Information given —
══════════
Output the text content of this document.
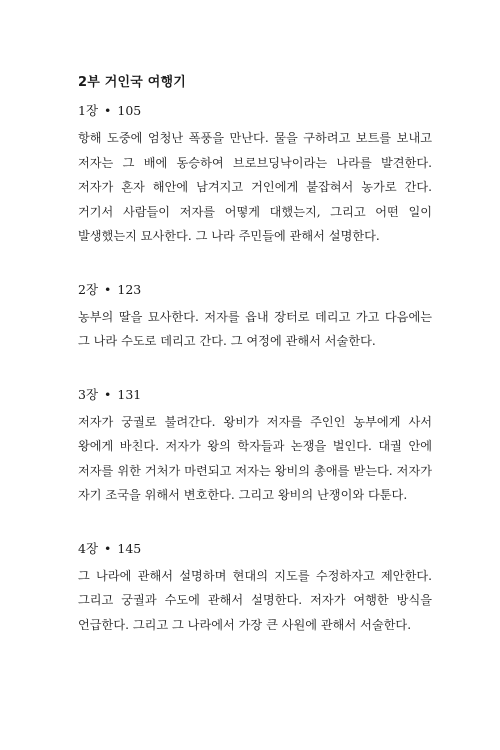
2부 거인국 여행기
1장 • 105

항해 도중에 엄청난 폭풍을 만난다. 물을 구하려고 보트를 보내고 저자는 그 배에 동승하여 브로브딩낙이라는 나라를 발견한다. 저자가 혼자 해안에 남겨지고 거인에게 붙잡혀서 농가로 간다. 거기서 사람들이 저자를 어떻게 대했는지, 그리고 어떤 일이 발생했는지 묘사한다. 그 나라 주민들에 관해서 설명한다.

2장 • 123

농부의 딸을 묘사한다. 저자를 읍내 장터로 데리고 가고 다음에는 그 나라 수도로 데리고 간다. 그 여정에 관해서 서술한다.

3장 • 131

저자가 궁궐로 불려간다. 왕비가 저자를 주인인 농부에게 사서 왕에게 바친다. 저자가 왕의 학자들과 논쟁을 벌인다. 대궐 안에 저자를 위한 거처가 마련되고 저자는 왕비의 총애를 받는다. 저자가 자기 조국을 위해서 변호한다. 그리고 왕비의 난쟁이와 다툰다.

4장 • 145

그 나라에 관해서 설명하며 현대의 지도를 수정하자고 제안한다. 그리고 궁궐과 수도에 관해서 설명한다. 저자가 여행한 방식을 언급한다. 그리고 그 나라에서 가장 큰 사원에 관해서 서술한다.
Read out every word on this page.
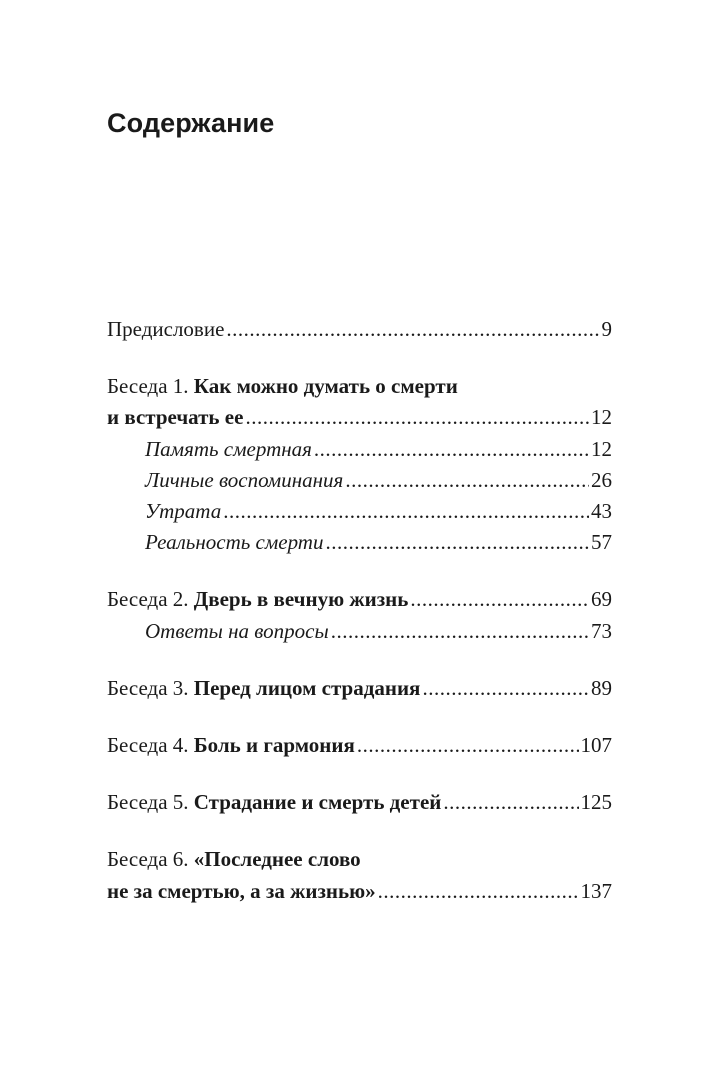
Содержание
Предисловие .....	9
Беседа 1. Как можно думать о смерти
и встречать ее .....	12
Память смертная .....	12
Личные воспоминания .....	26
Утрата .....	43
Реальность смерти .....	57
Беседа 2. Дверь в вечную жизнь .....	69
Ответы на вопросы .....	73
Беседа 3. Перед лицом страдания .....	89
Беседа 4. Боль и гармония .....	107
Беседа 5. Страдание и смерть детей .....	125
Беседа 6. «Последнее слово
не за смертью, а за жизнью» .....	137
══════════
Problem details —
Only the lines from the one holding "Read out every word on this page." through the last line of the records should be output, please, exactly and without any pictures.

Complete response —
Read out every word on this page.
Содержание
Предисловие .....	9
Беседа 1. Как можно думать о смерти
и встречать ее .....	12
Память смертная .....	12
Личные воспоминания .....	26
Утрата .....	43
Реальность смерти .....	57
Беседа 2. Дверь в вечную жизнь .....	69
Ответы на вопросы .....	73
Беседа 3. Перед лицом страдания .....	89
Беседа 4. Боль и гармония .....	107
Беседа 5. Страдание и смерть детей .....	125
Беседа 6. «Последнее слово
не за смертью, а за жизнью» .....	137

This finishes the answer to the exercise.